• [Your task]: Return the entries verbatim and drop every picture.

--- Begin ---

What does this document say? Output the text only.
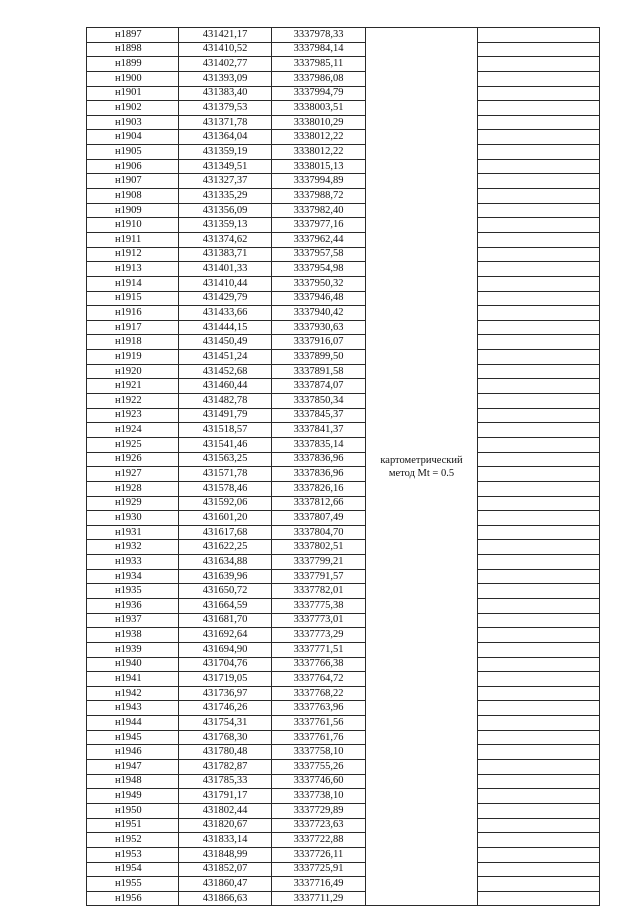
н1897	431421,17	3337978,33	картометрический
метод Mt = 0.5	

н1898	431410,52	3337984,14		
н1899	431402,77	3337985,11		
н1900	431393,09	3337986,08		
н1901	431383,40	3337994,79		
н1902	431379,53	3338003,51		
н1903	431371,78	3338010,29		
н1904	431364,04	3338012,22		
н1905	431359,19	3338012,22		
н1906	431349,51	3338015,13		
н1907	431327,37	3337994,89		
н1908	431335,29	3337988,72		
н1909	431356,09	3337982,40		
н1910	431359,13	3337977,16		
н1911	431374,62	3337962,44		
н1912	431383,71	3337957,58		
н1913	431401,33	3337954,98		
н1914	431410,44	3337950,32		
н1915	431429,79	3337946,48		
н1916	431433,66	3337940,42		
н1917	431444,15	3337930,63		
н1918	431450,49	3337916,07		
н1919	431451,24	3337899,50		
н1920	431452,68	3337891,58		
н1921	431460,44	3337874,07		
н1922	431482,78	3337850,34		
н1923	431491,79	3337845,37		
н1924	431518,57	3337841,37		
н1925	431541,46	3337835,14		
н1926	431563,25	3337836,96		
н1927	431571,78	3337836,96		
н1928	431578,46	3337826,16		
н1929	431592,06	3337812,66		
н1930	431601,20	3337807,49		
н1931	431617,68	3337804,70		
н1932	431622,25	3337802,51		
н1933	431634,88	3337799,21		
н1934	431639,96	3337791,57		
н1935	431650,72	3337782,01		
н1936	431664,59	3337775,38		
н1937	431681,70	3337773,01		
н1938	431692,64	3337773,29		
н1939	431694,90	3337771,51		
н1940	431704,76	3337766,38		
н1941	431719,05	3337764,72		
н1942	431736,97	3337768,22		
н1943	431746,26	3337763,96		
н1944	431754,31	3337761,56		
н1945	431768,30	3337761,76		
н1946	431780,48	3337758,10		
н1947	431782,87	3337755,26		
н1948	431785,33	3337746,60		
н1949	431791,17	3337738,10		
н1950	431802,44	3337729,89		
н1951	431820,67	3337723,63		
н1952	431833,14	3337722,88		
н1953	431848,99	3337726,11		
н1954	431852,07	3337725,91		
н1955	431860,47	3337716,49		
н1956	431866,63	3337711,29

--- End ---

• [Correct result]:
What does this document say? Output the text only.
н1897	431421,17	3337978,33	картометрический
метод Mt = 0.5	

н1898	431410,52	3337984,14		
н1899	431402,77	3337985,11		
н1900	431393,09	3337986,08		
н1901	431383,40	3337994,79		
н1902	431379,53	3338003,51		
н1903	431371,78	3338010,29		
н1904	431364,04	3338012,22		
н1905	431359,19	3338012,22		
н1906	431349,51	3338015,13		
н1907	431327,37	3337994,89		
н1908	431335,29	3337988,72		
н1909	431356,09	3337982,40		
н1910	431359,13	3337977,16		
н1911	431374,62	3337962,44		
н1912	431383,71	3337957,58		
н1913	431401,33	3337954,98		
н1914	431410,44	3337950,32		
н1915	431429,79	3337946,48		
н1916	431433,66	3337940,42		
н1917	431444,15	3337930,63		
н1918	431450,49	3337916,07		
н1919	431451,24	3337899,50		
н1920	431452,68	3337891,58		
н1921	431460,44	3337874,07		
н1922	431482,78	3337850,34		
н1923	431491,79	3337845,37		
н1924	431518,57	3337841,37		
н1925	431541,46	3337835,14		
н1926	431563,25	3337836,96		
н1927	431571,78	3337836,96		
н1928	431578,46	3337826,16		
н1929	431592,06	3337812,66		
н1930	431601,20	3337807,49		
н1931	431617,68	3337804,70		
н1932	431622,25	3337802,51		
н1933	431634,88	3337799,21		
н1934	431639,96	3337791,57		
н1935	431650,72	3337782,01		
н1936	431664,59	3337775,38		
н1937	431681,70	3337773,01		
н1938	431692,64	3337773,29		
н1939	431694,90	3337771,51		
н1940	431704,76	3337766,38		
н1941	431719,05	3337764,72		
н1942	431736,97	3337768,22		
н1943	431746,26	3337763,96		
н1944	431754,31	3337761,56		
н1945	431768,30	3337761,76		
н1946	431780,48	3337758,10		
н1947	431782,87	3337755,26		
н1948	431785,33	3337746,60		
н1949	431791,17	3337738,10		
н1950	431802,44	3337729,89		
н1951	431820,67	3337723,63		
н1952	431833,14	3337722,88		
н1953	431848,99	3337726,11		
н1954	431852,07	3337725,91		
н1955	431860,47	3337716,49		
н1956	431866,63	3337711,29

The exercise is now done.